# Start of Task inputs

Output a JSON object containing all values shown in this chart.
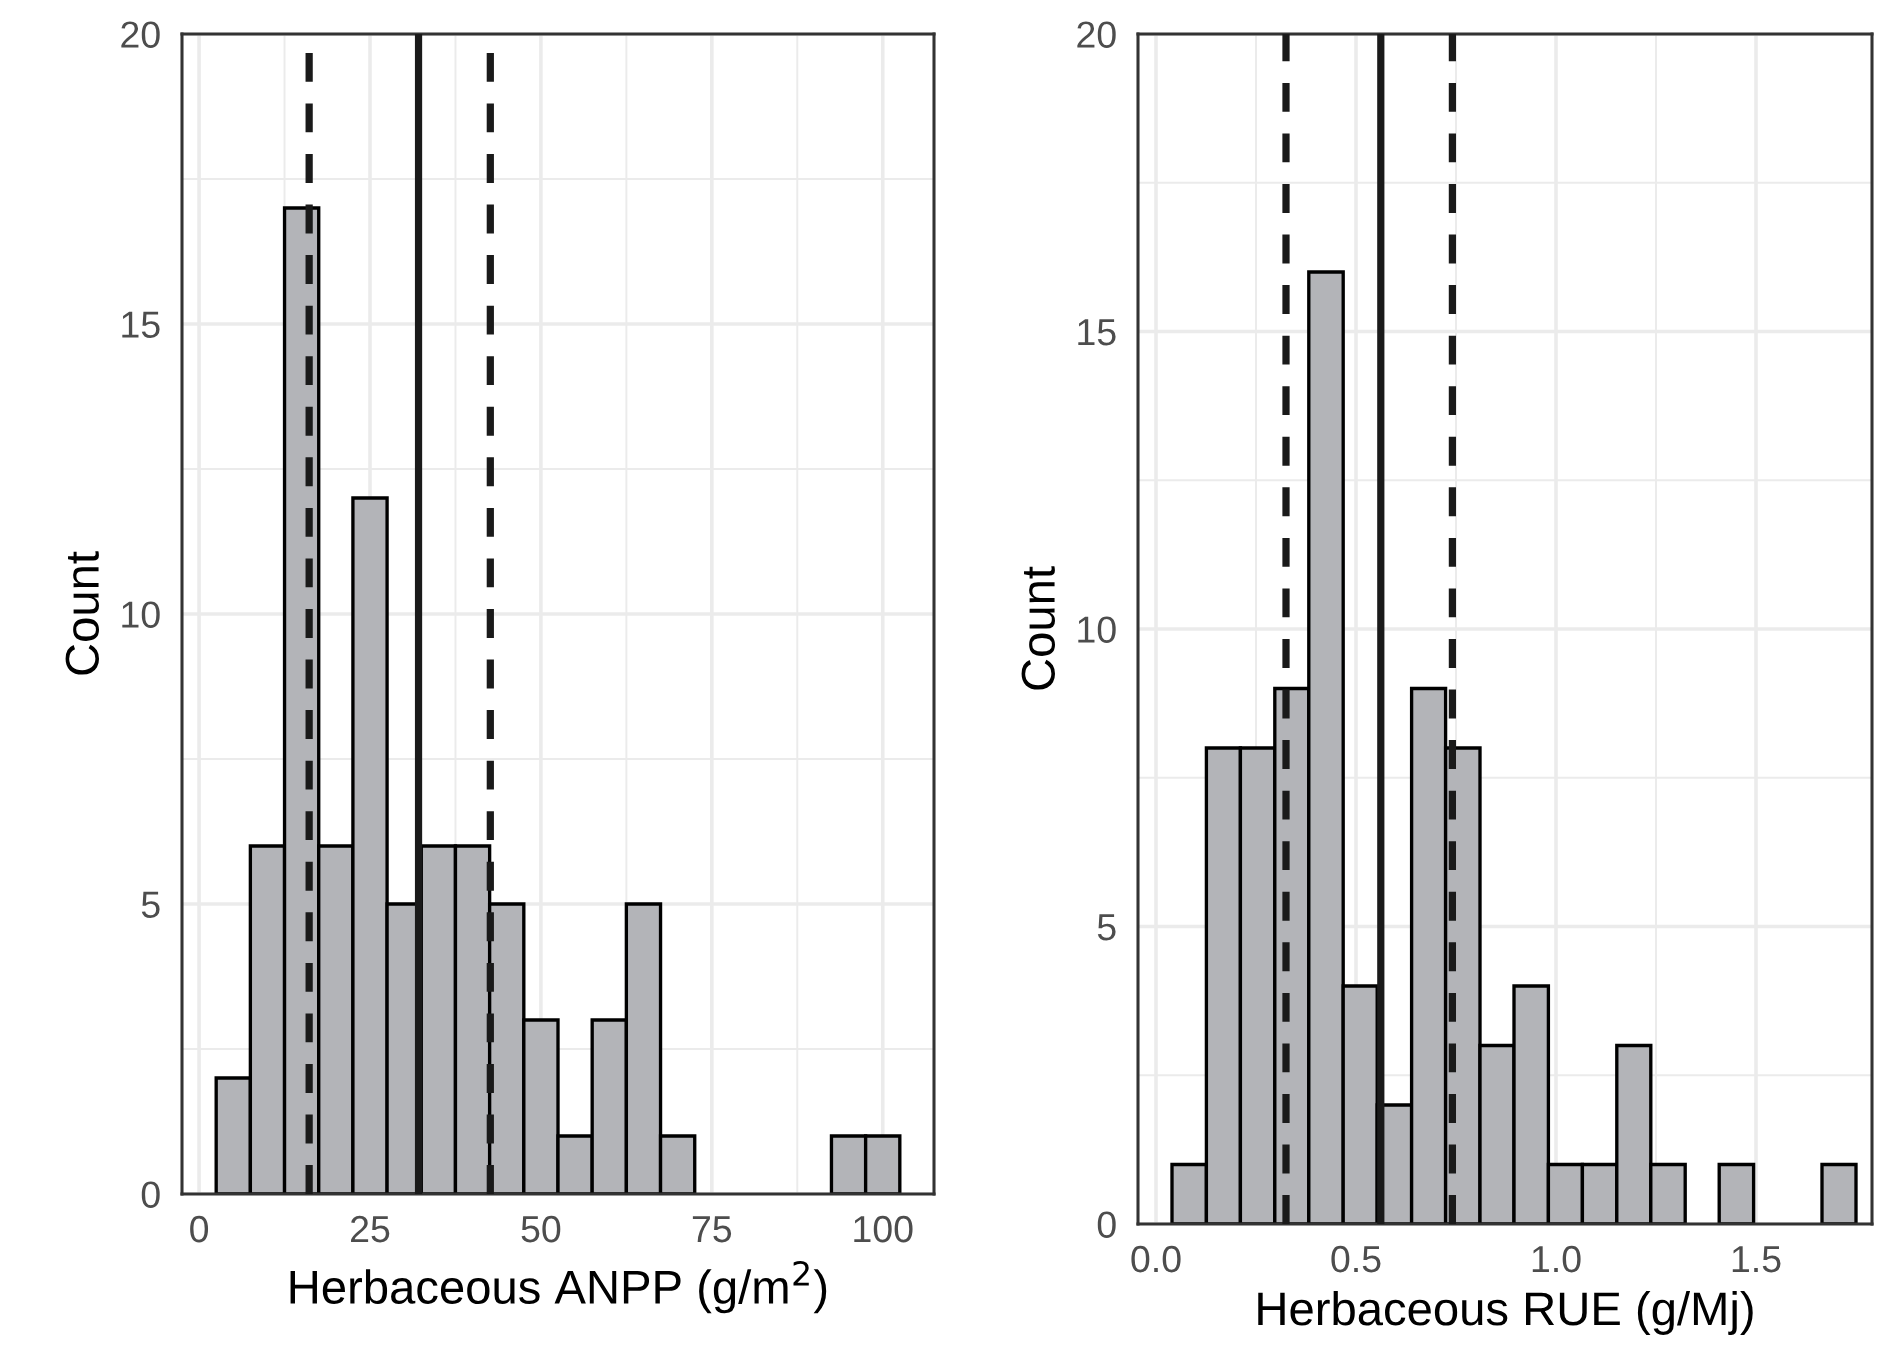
{
  "chart_data": [
    {
      "type": "histogram",
      "xlabel": "Herbaceous ANPP (g/m$^{2}$)",
      "ylabel": "Count",
      "color": "#b3b4b8",
      "bins": [
        2.5,
        7.5,
        12.5,
        17.5,
        22.5,
        27.5,
        32.5,
        37.5,
        42.5,
        47.5,
        52.5,
        57.5,
        62.5,
        67.5,
        72.5,
        77.5,
        82.5,
        87.5,
        92.5,
        97.5,
        102.5
      ],
      "values": [
        2,
        6,
        17,
        6,
        12,
        5,
        6,
        6,
        5,
        3,
        1,
        3,
        5,
        1,
        0,
        0,
        0,
        0,
        1,
        1
      ],
      "xlim": [
        -2.5,
        107.5
      ],
      "xticks": [
        0,
        25,
        50,
        75,
        100
      ],
      "ylim": [
        0,
        20
      ],
      "yticks": [
        0,
        5,
        10,
        15,
        20
      ],
      "grid": true,
      "ref_lines": [
        {
          "axis": "x",
          "value": 16.1,
          "line_style": "dashed",
          "color": "#1a1a1a"
        },
        {
          "axis": "x",
          "value": 32.1,
          "line_style": "solid",
          "color": "#1a1a1a"
        },
        {
          "axis": "x",
          "value": 42.6,
          "line_style": "dashed",
          "color": "#1a1a1a"
        }
      ]
    },
    {
      "type": "histogram",
      "xlabel": "Herbaceous RUE (g/Mj)",
      "ylabel": "Count",
      "color": "#b3b4b8",
      "bins": [
        0.04,
        0.126,
        0.211,
        0.297,
        0.382,
        0.468,
        0.553,
        0.639,
        0.724,
        0.81,
        0.895,
        0.981,
        1.066,
        1.152,
        1.237,
        1.323,
        1.408,
        1.494,
        1.579,
        1.665,
        1.75
      ],
      "values": [
        1,
        8,
        8,
        9,
        16,
        4,
        2,
        9,
        8,
        3,
        4,
        1,
        1,
        3,
        1,
        0,
        1,
        0,
        0,
        1
      ],
      "xlim": [
        -0.045,
        1.79
      ],
      "xticks": [
        {
          "value": 0,
          "label": "0.0"
        },
        0.5,
        {
          "value": 1,
          "label": "1.0"
        },
        1.5
      ],
      "ylim": [
        0,
        20
      ],
      "yticks": [
        0,
        5,
        10,
        15,
        20
      ],
      "grid": true,
      "ref_lines": [
        {
          "axis": "x",
          "value": 0.325,
          "line_style": "dashed",
          "color": "#1a1a1a"
        },
        {
          "axis": "x",
          "value": 0.562,
          "line_style": "solid",
          "color": "#1a1a1a"
        },
        {
          "axis": "x",
          "value": 0.741,
          "line_style": "dashed",
          "color": "#1a1a1a"
        }
      ]
    }
  ]
}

# End of Task inputs

> **Given request**
For each line above that contains the word "xlabel", copy that line.

> **The completed task**
      "xlabel": "Herbaceous ANPP (g/m$^{2}$)",
      "xlabel": "Herbaceous RUE (g/Mj)",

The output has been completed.